▶ _What is required_: Looking at the data below, count the lines that contain the string "name". Write only the total.
Start Dataset records
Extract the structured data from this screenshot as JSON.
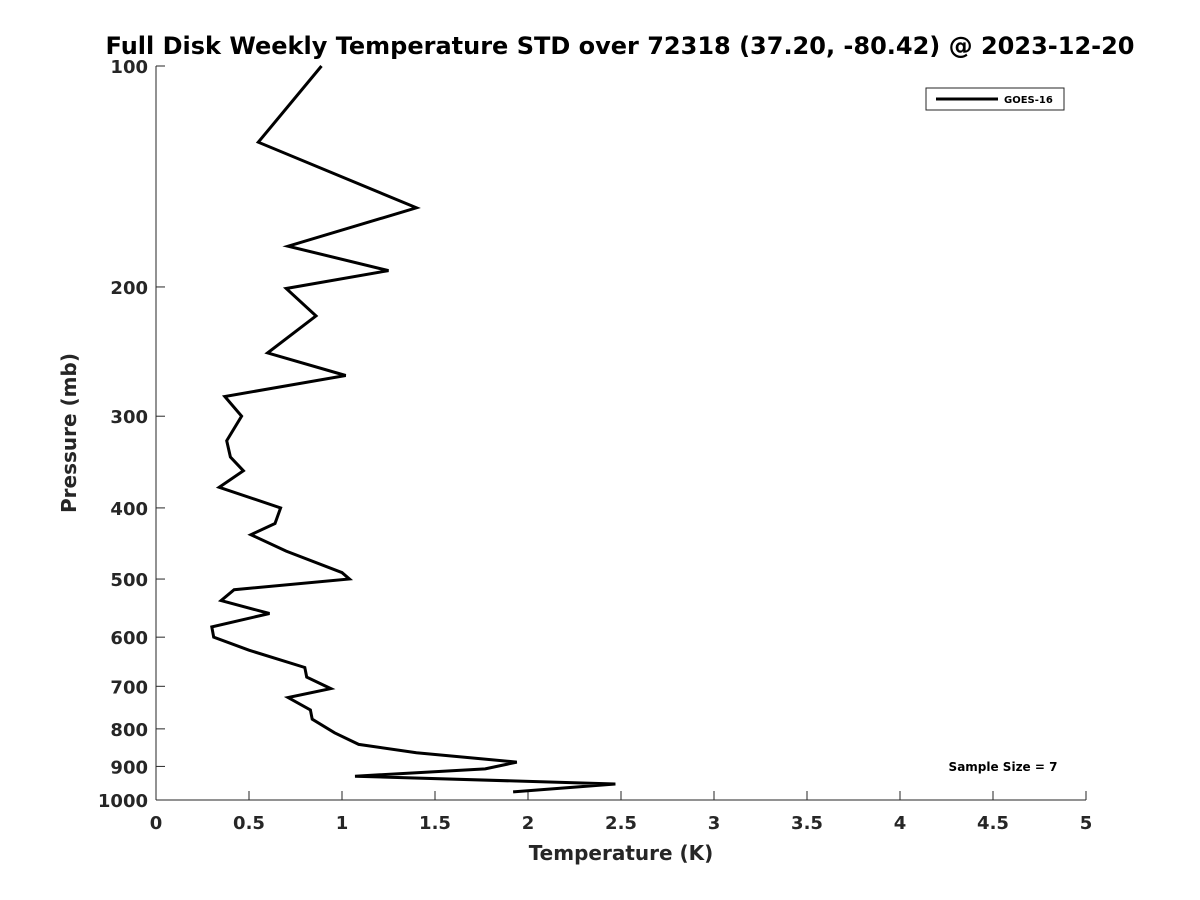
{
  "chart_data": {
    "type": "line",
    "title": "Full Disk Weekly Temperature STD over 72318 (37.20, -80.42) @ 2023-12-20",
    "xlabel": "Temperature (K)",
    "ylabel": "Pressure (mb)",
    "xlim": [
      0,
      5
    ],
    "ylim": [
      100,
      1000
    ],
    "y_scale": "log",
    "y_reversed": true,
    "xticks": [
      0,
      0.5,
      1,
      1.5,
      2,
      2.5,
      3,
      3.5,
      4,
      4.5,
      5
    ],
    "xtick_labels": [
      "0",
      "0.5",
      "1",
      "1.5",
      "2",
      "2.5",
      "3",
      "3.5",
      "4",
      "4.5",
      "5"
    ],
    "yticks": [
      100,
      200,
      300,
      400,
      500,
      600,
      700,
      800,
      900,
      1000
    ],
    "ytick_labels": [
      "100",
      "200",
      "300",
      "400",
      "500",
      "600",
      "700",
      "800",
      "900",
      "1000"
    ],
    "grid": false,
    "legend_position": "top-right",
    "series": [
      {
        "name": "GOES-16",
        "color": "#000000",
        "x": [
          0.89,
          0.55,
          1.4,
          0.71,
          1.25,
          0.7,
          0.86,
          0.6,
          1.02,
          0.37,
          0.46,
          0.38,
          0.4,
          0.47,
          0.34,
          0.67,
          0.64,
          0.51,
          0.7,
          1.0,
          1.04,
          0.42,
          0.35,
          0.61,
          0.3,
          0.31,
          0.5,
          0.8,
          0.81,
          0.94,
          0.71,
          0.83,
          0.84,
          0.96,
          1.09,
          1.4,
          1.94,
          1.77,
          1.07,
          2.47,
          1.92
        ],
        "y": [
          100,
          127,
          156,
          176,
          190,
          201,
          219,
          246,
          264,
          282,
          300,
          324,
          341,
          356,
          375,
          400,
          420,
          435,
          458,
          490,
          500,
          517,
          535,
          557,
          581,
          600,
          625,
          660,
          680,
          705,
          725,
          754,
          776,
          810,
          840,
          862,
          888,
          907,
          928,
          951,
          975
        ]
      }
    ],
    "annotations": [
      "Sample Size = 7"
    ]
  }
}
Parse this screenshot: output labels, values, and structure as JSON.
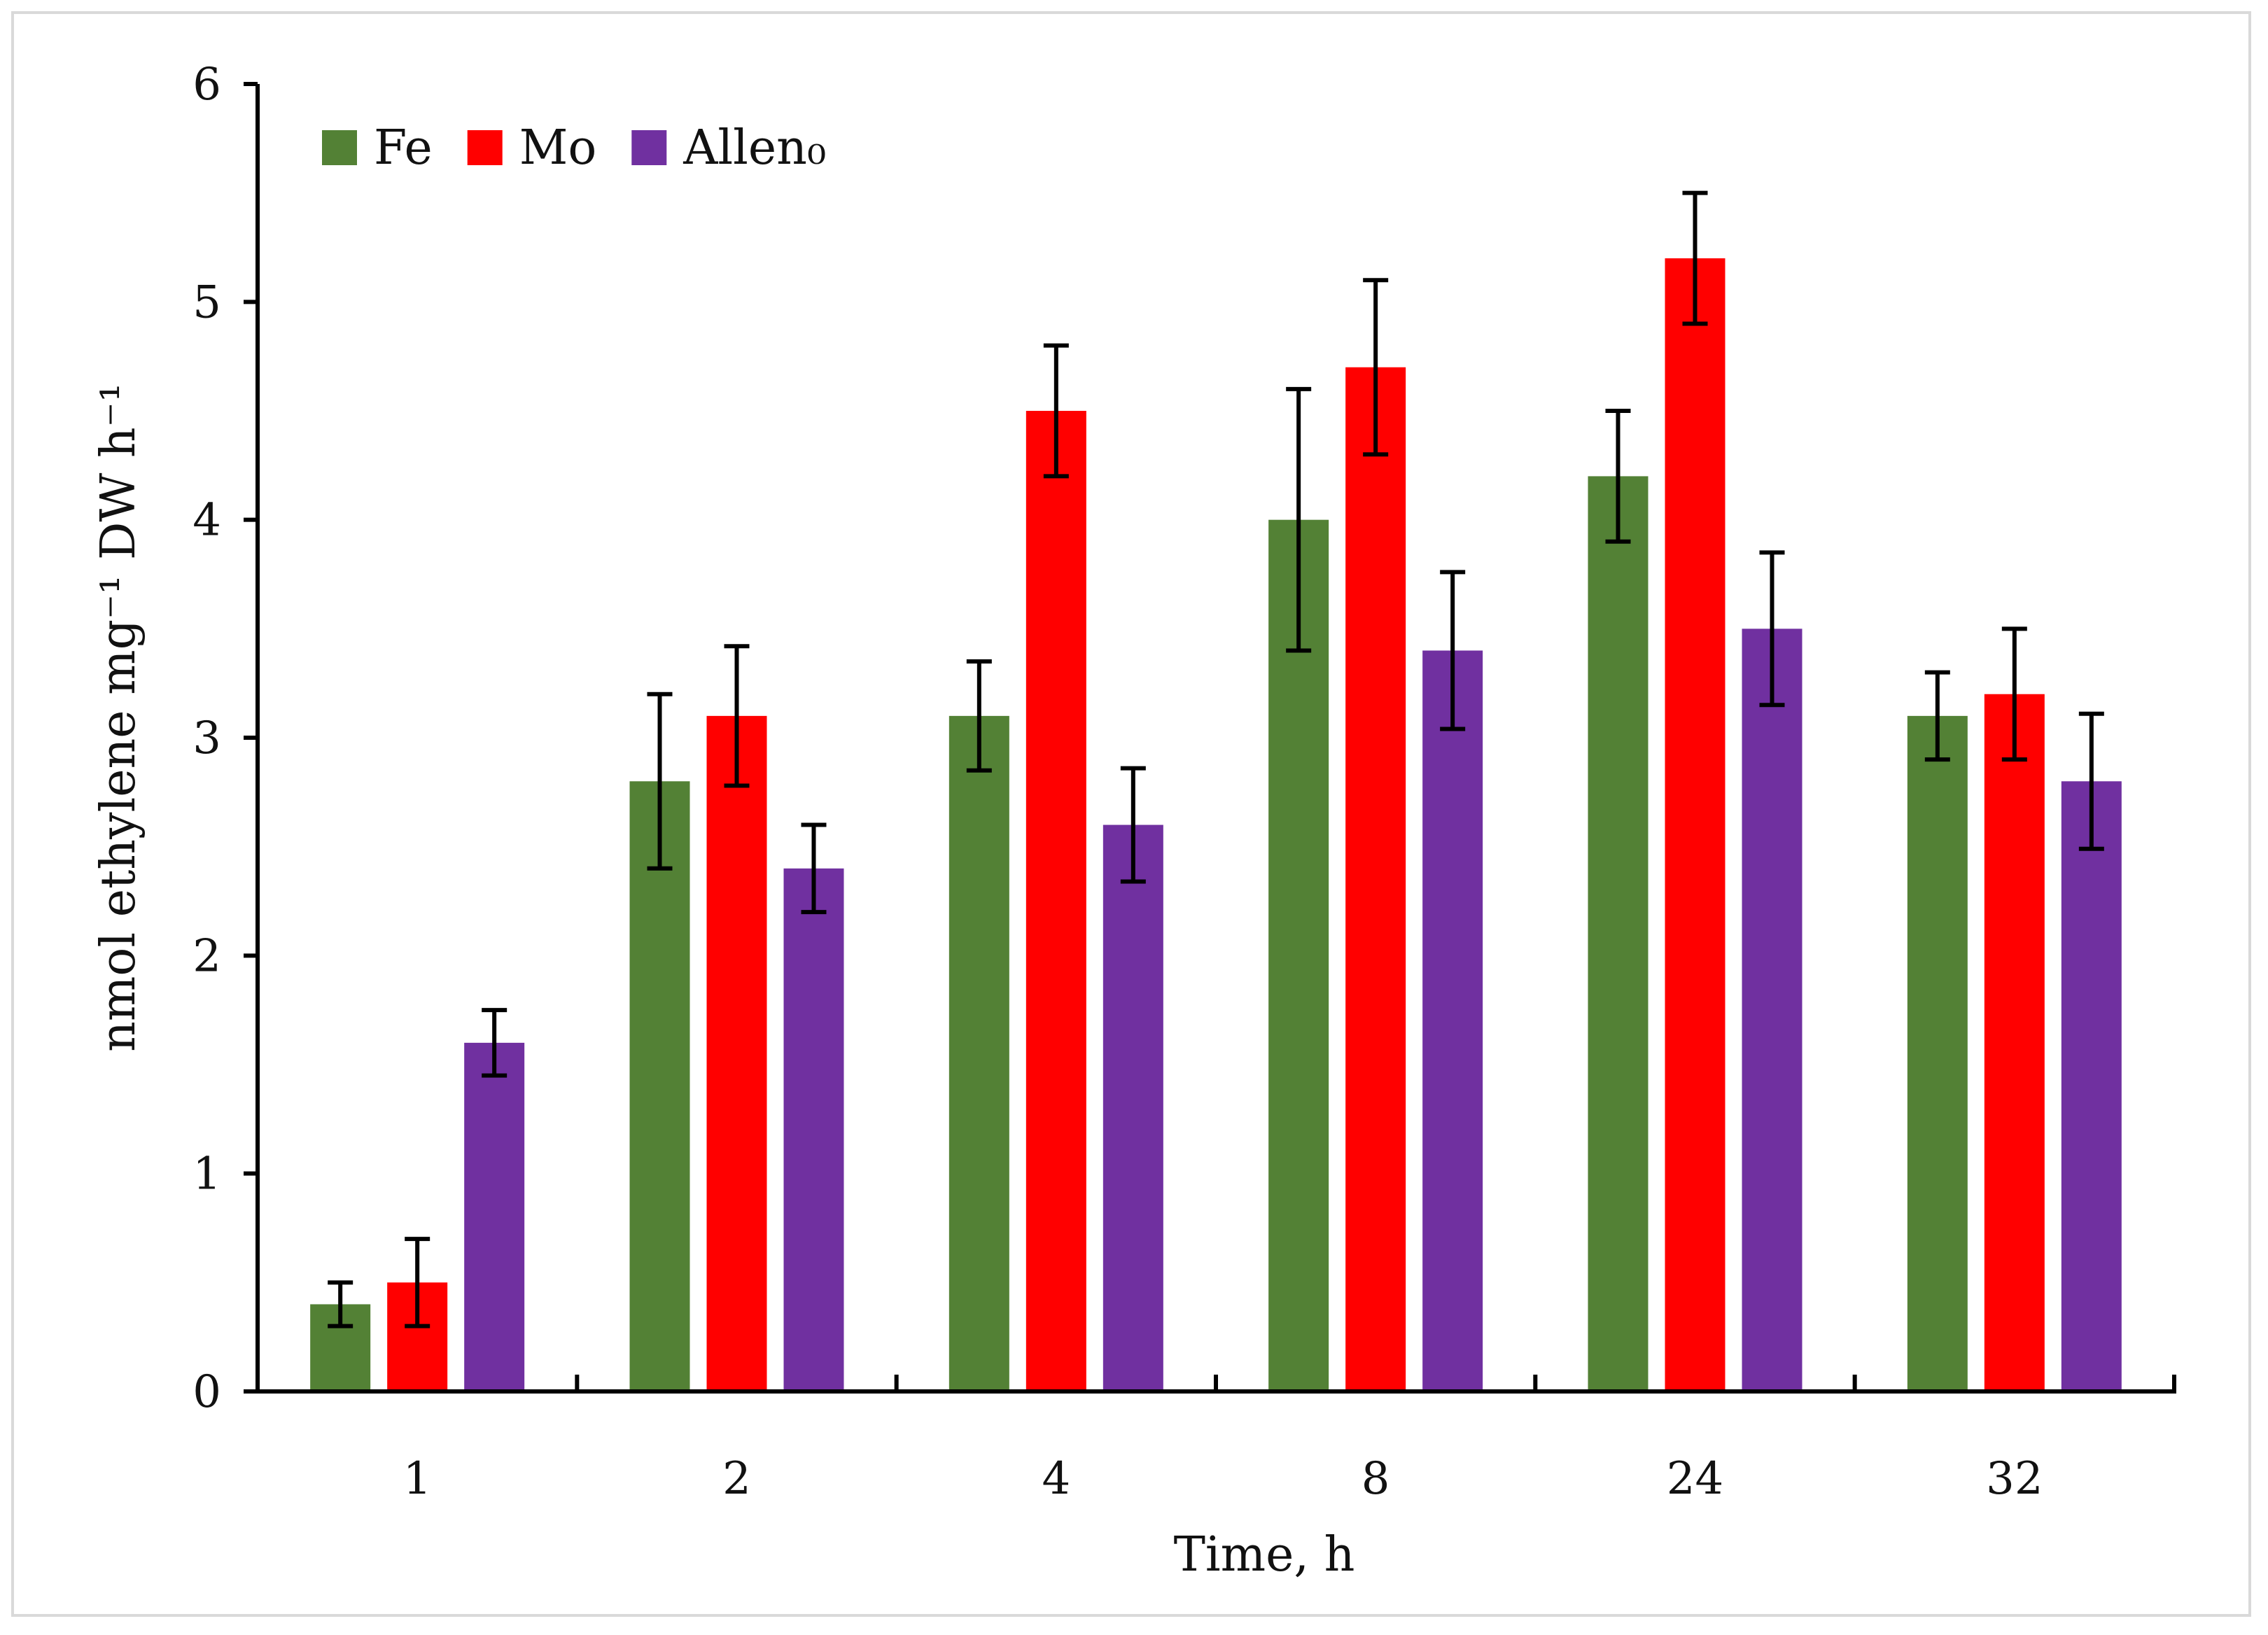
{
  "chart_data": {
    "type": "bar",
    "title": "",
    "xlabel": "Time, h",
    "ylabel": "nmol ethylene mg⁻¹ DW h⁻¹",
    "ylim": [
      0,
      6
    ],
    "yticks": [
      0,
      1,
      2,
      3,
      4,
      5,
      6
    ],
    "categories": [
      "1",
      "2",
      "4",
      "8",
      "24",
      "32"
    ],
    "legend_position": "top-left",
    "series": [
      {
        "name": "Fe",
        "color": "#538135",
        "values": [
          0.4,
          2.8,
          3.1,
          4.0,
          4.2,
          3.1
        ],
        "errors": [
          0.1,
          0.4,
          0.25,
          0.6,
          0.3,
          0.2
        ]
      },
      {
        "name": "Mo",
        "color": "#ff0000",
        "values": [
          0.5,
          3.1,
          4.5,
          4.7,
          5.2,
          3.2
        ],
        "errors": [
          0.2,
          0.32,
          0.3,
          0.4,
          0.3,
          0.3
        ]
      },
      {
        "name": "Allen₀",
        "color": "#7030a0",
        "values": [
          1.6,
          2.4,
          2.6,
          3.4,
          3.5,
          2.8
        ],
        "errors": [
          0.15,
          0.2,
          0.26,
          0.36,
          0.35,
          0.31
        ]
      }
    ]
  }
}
End Dataset records
▶ _Answer to this problem_: 4